# Excerpt from a dataset
--- Begin ---

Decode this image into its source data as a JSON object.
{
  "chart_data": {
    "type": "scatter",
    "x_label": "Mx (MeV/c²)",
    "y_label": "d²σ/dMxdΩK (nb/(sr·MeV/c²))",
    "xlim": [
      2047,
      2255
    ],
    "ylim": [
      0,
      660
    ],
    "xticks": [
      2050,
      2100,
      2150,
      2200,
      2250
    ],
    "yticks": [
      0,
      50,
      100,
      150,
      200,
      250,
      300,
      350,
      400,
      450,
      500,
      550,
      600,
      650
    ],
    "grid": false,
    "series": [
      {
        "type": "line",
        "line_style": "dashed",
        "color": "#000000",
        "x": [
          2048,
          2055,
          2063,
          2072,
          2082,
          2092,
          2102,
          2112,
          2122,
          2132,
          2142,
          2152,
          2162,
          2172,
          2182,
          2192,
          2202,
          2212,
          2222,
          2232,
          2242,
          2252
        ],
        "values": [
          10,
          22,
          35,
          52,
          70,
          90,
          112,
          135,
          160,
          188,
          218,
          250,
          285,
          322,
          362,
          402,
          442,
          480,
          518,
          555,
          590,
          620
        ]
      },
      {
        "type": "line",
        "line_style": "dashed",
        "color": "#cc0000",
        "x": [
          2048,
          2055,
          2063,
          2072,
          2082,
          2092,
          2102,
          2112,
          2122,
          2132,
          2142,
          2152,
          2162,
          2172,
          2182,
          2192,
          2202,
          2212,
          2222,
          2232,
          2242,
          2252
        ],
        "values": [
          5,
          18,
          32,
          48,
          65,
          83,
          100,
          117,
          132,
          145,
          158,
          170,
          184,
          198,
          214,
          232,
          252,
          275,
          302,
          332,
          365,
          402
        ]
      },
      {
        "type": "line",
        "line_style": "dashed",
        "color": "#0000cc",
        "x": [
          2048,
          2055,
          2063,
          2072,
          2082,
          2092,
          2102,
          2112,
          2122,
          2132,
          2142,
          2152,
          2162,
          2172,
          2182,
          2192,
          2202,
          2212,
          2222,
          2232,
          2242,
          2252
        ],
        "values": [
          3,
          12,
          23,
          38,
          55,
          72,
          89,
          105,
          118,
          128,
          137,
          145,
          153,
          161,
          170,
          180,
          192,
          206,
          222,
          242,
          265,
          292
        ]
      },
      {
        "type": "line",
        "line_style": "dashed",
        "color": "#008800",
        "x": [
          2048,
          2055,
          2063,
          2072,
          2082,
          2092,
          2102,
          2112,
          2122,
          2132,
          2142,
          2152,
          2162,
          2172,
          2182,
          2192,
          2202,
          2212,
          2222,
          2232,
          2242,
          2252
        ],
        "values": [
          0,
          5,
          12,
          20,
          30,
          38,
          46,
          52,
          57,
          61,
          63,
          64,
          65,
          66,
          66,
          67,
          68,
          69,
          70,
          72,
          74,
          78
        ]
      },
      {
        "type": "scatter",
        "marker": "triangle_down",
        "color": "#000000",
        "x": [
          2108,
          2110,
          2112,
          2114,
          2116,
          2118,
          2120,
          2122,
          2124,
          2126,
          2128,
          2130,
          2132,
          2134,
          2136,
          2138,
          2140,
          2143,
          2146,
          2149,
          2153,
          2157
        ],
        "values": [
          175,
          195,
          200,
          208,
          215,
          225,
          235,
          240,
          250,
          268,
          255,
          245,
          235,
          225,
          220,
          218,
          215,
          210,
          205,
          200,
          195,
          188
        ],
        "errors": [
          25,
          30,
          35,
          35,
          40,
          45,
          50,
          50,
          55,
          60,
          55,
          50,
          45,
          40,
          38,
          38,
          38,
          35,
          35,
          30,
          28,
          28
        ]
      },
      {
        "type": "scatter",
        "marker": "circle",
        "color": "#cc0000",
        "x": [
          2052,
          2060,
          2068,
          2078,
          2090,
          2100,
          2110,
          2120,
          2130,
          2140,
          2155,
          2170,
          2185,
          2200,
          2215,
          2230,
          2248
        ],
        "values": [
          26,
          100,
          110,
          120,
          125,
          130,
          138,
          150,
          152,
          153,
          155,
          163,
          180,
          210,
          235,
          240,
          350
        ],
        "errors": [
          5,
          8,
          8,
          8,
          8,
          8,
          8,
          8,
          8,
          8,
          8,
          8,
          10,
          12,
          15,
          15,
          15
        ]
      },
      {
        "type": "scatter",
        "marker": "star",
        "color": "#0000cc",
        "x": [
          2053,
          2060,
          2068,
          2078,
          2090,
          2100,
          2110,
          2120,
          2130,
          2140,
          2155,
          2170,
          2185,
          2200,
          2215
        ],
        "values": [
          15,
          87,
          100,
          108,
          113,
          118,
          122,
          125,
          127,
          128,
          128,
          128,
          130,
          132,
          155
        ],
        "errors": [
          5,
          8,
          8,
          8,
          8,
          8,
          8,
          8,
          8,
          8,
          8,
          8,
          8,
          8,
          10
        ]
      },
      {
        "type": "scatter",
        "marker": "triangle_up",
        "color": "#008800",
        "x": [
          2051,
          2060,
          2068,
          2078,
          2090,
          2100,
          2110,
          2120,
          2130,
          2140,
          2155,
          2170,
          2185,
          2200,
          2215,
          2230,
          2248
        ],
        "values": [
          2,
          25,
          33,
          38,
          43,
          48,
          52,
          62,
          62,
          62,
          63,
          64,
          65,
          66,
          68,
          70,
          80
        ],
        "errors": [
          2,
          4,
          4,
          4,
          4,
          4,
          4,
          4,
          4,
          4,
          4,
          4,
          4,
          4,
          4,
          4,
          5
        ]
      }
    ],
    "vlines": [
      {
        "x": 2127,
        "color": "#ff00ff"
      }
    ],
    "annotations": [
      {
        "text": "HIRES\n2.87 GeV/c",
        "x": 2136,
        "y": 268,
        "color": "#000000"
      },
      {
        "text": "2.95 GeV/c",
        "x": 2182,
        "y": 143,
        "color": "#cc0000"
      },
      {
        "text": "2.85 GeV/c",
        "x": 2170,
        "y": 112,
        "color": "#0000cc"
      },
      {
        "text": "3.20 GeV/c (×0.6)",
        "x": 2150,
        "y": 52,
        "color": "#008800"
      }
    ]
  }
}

--- End ---

# Exercise task
From the records above, how many lines include the word "text"? Only the number is wanted.

# Answer to the task
4